• **What is required**
Copy out every line in which the string "十大工程" occurs.

-- Start --

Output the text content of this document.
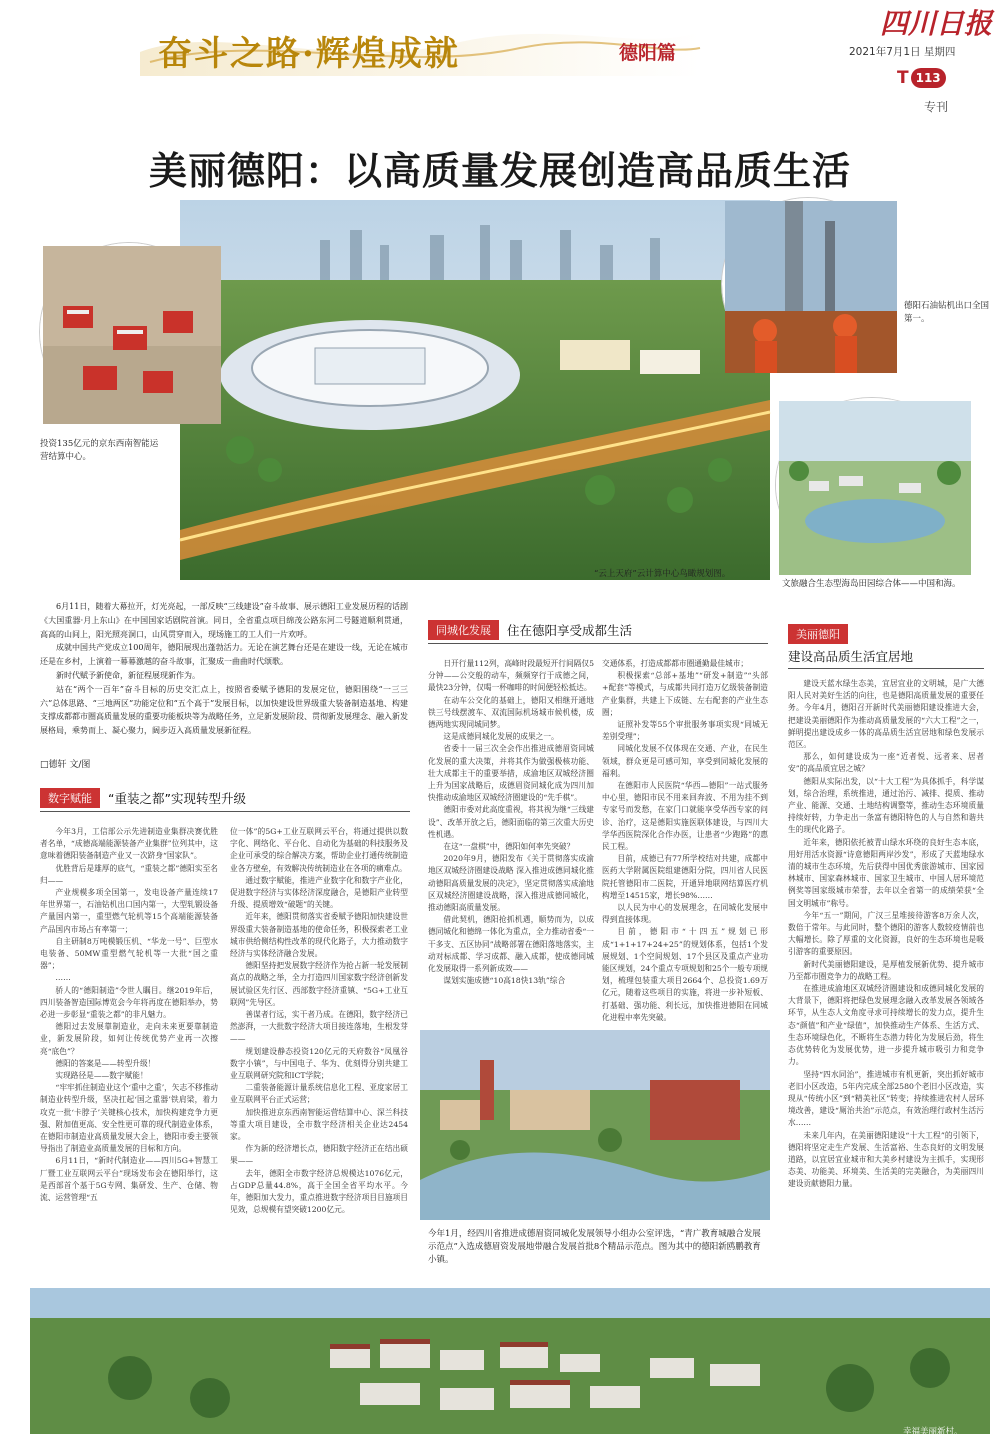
奋斗之路·辉煌成就	德阳篇
四川日报
2021年7月1日 星期四
T 113
专刊
美丽德阳：以高质量发展创造高品质生活
投资135亿元的京东西南智能运营结算中心。
德阳石油钻机出口全国第一。
文旅融合生态型海岛田园综合体——中国和海。
“云上天府”云计算中心鸟瞰规划图。

6月11日，随着大幕拉开，灯光亮起，一部反映“三线建设”奋斗故事、展示德阳工业发展历程的话剧《大国重器·月上东山》在中国国家话剧院首演。同日，全省重点项目绵茂公路东河二号隧道顺利贯通，高高的山间上，阳光照亮洞口，山风贯穿而入，现场施工的工人们一片欢呼。

成就中国共产党成立100周年，德阳展现出蓬勃活力。无论在演艺舞台还是在建设一线，无论在城市还是在乡村，上演着一幕幕激越的奋斗故事，汇聚成一曲曲时代颂歌。

新时代赋予新使命，新征程展现新作为。

站在“两个一百年”奋斗目标的历史交汇点上，按照省委赋予德阳的发展定位，德阳围绕“一三三六”总体思路、“三地两区”功能定位和“五个高于”发展目标，以加快建设世界级重大装备制造基地、构建支撑成都都市圈高质量发展的重要功能板块等为战略任务，立足新发展阶段、贯彻新发展理念、融入新发展格局，乘势而上、凝心聚力，阔步迈入高质量发展新征程。

□德轩 文/图
数字赋能	“重装之都”实现转型升级

今年3月，工信部公示先进制造业集群决赛优胜者名单，“成德高端能源装备产业集群”位列其中，这意味着德阳装备制造产业又一次跻身“国家队”。

优胜背后是雄厚的底气，“重装之都”德阳实至名归——

产业规模多项全国第一，发电设备产量连续17年世界第一，石油钻机出口国内第一，大型轧锻设备产量国内第一，重型燃气轮机等15个高端能源装备产品国内市场占有率第一；

自主研制8万吨模锻压机、“华龙一号”、巨型水电装备、50MW重型燃气轮机等一大批“国之重器”；

……

骄人的“德阳制造”令世人瞩目。继2019年后，四川装备智造国际博览会今年将再度在德阳举办，势必进一步彰显“重装之都”的非凡魅力。

德阳过去发展靠制造业，走向未来更要靠制造业，新发展阶段，如何让传统优势产业再一次擦亮“底色”？

德阳的答案是——转型升级！

实现路径是——数字赋能！

“牢牢抓住制造业这个‘重中之重’，矢志不移推动制造业转型升级，坚决扛起‘国之重器’铁肩梁，着力攻克一批‘卡脖子’关键核心技术，加快构建竞争力更强、附加值更高、安全性更可靠的现代制造业体系，在德阳市制造业高质量发展大会上，德阳市委主要领导指出了制造业高质量发展的目标和方向。

6月11日，“新时代制造业——四川5G+智慧工厂暨工业互联网云平台”现场发布会在德阳举行，这是西部首个基于5G专网、集研发、生产、仓储、物流、运营管理“五

位一体”的5G+工业互联网云平台，将通过提供以数字化、网络化、平台化、自动化为基础的科技服务及企业可承受的综合解决方案，帮助企业打通传统制造业各方壁垒，有效解决传统制造业在各项的痛难点。

通过数字赋能，推进产业数字化和数字产业化，促进数字经济与实体经济深度融合，是德阳产业转型升级、提质增效“破题”的关键。

近年来，德阳贯彻落实省委赋予德阳加快建设世界级重大装备制造基地的使命任务，积极探索老工业城市供给侧结构性改革的现代化路子，大力推动数字经济与实体经济融合发展。

德阳坚持把发展数字经济作为抢占新一轮发展制高点的战略之举，全力打造四川国家数字经济创新发展试验区先行区、西部数字经济重镇、“5G+工业互联网”先导区。

善谋者行远，实干者乃成。在德阳，数字经济已然澎湃，一大批数字经济大项目接连落地，生根发芽——

规划建设静态投资120亿元的天府数谷“凤凰谷数字小镇”，与中国电子、华为、优刻得分别共建工业互联网研究院和ICT学院；

二重装备能源计量系统信息化工程、亚度家居工业互联网平台正式运营；

加快推进京东西南智能运营结算中心、深兰科技等重大项目建设，全市数字经济相关企业达2454家。

作为新的经济增长点，德阳数字经济正在结出硕果——

去年，德阳全市数字经济总规模达1076亿元，占GDP总量44.8%，高于全国全省平均水平。今年，德阳加大发力，重点推进数字经济项目目施项目见效，总规模有望突破1200亿元。

同城化发展	住在德阳享受成都生活

日开行量112列，高峰时段最短开行间隔仅5分钟——公交般的动车，频频穿行于成德之间，最快23分钟，仅喝一杯咖啡的时间便轻松抵达。

在动车公交化的基础上，德阳又相继开通地铁三号线摆渡车、双流国际机场城市候机楼，成德两地实现同城同梦。

这是成德同城化发展的成果之一。

省委十一届三次全会作出推进成德眉资同城化发展的重大决策，并将其作为做强极核功能、壮大成都主干的重要举措，成渝地区双城经济圈上升为国家战略后，成德眉资同城化成为四川加快推动成渝地区双城经济圈建设的“先手棋”。

德阳市委对此高度重视，将其视为继“三线建设”、改革开放之后，德阳面临的第三次重大历史性机遇。

在这“一盘棋”中，德阳如何率先突破？

2020年9月，德阳发布《关于贯彻落实成渝地区双城经济圈建设战略 深入推进成德同城化推动德阳高质量发展的决定》，坚定贯彻落实成渝地区双城经济圈建设战略，深入推进成德同城化，推动德阳高质量发展。

借此契机，德阳抢抓机遇，顺势而为，以成德同城化和德绵一体化为重点，全力推动省委“一干多支、五区协同”战略部署在德阳落地落实，主动对标成都、学习成都、融入成都，使成德同城化发展取得一系列新成效——

谋划实施成德“10高18快13轨”综合

交通体系，打造成都都市圈通勤最佳城市；

积极探索“总部+基地”“研发+制造”“头部+配套”等模式，与成都共同打造万亿级装备制造产业集群，共建上下成链、左右配套的产业生态圈；

证照补发等55个审批服务事项实现“同城无差别受理”；

同城化发展不仅体现在交通、产业，在民生领域，群众更是可感可知，享受到同城化发展的福利。

在德阳市人民医院“华西—德阳”一站式服务中心里，德阳市民不用来回奔波、不用为挂不到专家号而发愁，在家门口就能享受华西专家的问诊、治疗，这是德阳实施医联体建设，与四川大学华西医院深化合作办医，让患者“少跑路”的惠民工程。

目前，成德已有77所学校结对共建，成都中医药大学附属医院组建德阳分院，四川省人民医院托管德阳市二医院，开通异地联网结算医疗机构增至14515家，增长98%……

以人民为中心的发展理念，在同城化发展中得到直接体现。

目前，德阳市“十四五”规划已形成“1+1+17+24+25”的规划体系，包括1个发展规划、1个空间规划、17个县区及重点产业功能区规划，24个重点专项规划和25个一般专项规划，梳理包装重大项目2664个、总投资1.69万亿元，随着这些项目的实施，将进一步补短板、打基础、强功能、利长远，加快推进德阳在同城化进程中率先突破。

今年1月，经四川省推进成德眉资同城化发展领导小组办公室评选，“青广教育城融合发展示范点”入选成德眉资发展地带融合发展首批8个精品示范点。图为其中的德阳新鸥鹏教育小镇。
美丽德阳
建设高品质生活宜居地

建设天蓝水绿生态美，宜居宜业的文明城，是广大德阳人民对美好生活的向往，也是德阳高质量发展的重要任务。今年4月，德阳召开新时代美丽德阳建设推进大会，把建设美丽德阳作为推动高质量发展的“六大工程”之一，鲜明提出建设成乡一体的高品质生活宜居地和绿色发展示范区。

那么，如何建设成为一座“近者悦、远者来、居者安”的高品质宜居之城？

德阳从实际出发，以“十大工程”为具体抓手，科学谋划，综合治理，系统推进，通过治污、减排、提质、推动产业、能源、交通、土地结构调整等，推动生态环境质量持续好转，力争走出一条富有德阳特色的人与自然和谐共生的现代化路子。

近年来，德阳依托被青山绿水环绕的良好生态本底，用好用活水资源“诗意德阳两岸沙发”，形成了天蓝地绿水清的城市生态环境，先后获得中国优秀旅游城市、国家园林城市、国家森林城市、国家卫生城市、中国人居环境范例奖等国家级城市荣誉，去年以全省第一的成绩荣获“全国文明城市”称号。

今年“五一”期间，广汉三星堆接待游客8万余人次，数倍于常年。与此同时，整个德阳的游客人数较疫情前也大幅增长。除了厚重的文化资源，良好的生态环境也是吸引游客的重要原因。

新时代美丽德阳建设，是厚植发展新优势、提升城市乃至都市圈竞争力的战略工程。

在推进成渝地区双城经济圈建设和成德同城化发展的大背景下，德阳将把绿色发展理念融入改革发展各领域各环节，从生态人文角度寻求可持续增长的发力点，提升生态“颜值”和产业“绿值”，加快推动生产体系、生活方式、生态环境绿色化，不断将生态潜力转化为发展后劲，将生态优势转化为发展优势，进一步提升城市吸引力和竞争力。

坚持“四水同治”，推进城市有机更新，突出抓好城市老旧小区改造，5年内完成全部2580个老旧小区改造，实现从“传统小区”到“精美社区”转变；持续推进农村人居环境改善，建设“厕治共治”示范点，有效治理行政村生活污水……

未来几年内，在美丽德阳建设“十大工程”的引领下，德阳将坚定走生产发展、生活富裕、生态良好的文明发展道路，以宜居宜业城市和大美乡村建设为主抓手，实现形态美、功能美、环境美、生活美的完美融合，为美丽四川建设贡献德阳力量。

幸福美丽新村。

-- End --

• **Response to this exercise**
德阳从实际出发，以“十大工程”为具体抓手，科学谋划，综合治理，系统推进，通过治污、减排、提质、推动产业、能源、交通、土地结构调整等，推动生态环境质量持续好转，力争走出一条富有德阳特色的人与自然和谐共生的现代化路子。
未来几年内，在美丽德阳建设“十大工程”的引领下，德阳将坚定走生产发展、生活富裕、生态良好的文明发展道路，以宜居宜业城市和大美乡村建设为主抓手，实现形态美、功能美、环境美、生活美的完美融合，为美丽四川建设贡献德阳力量。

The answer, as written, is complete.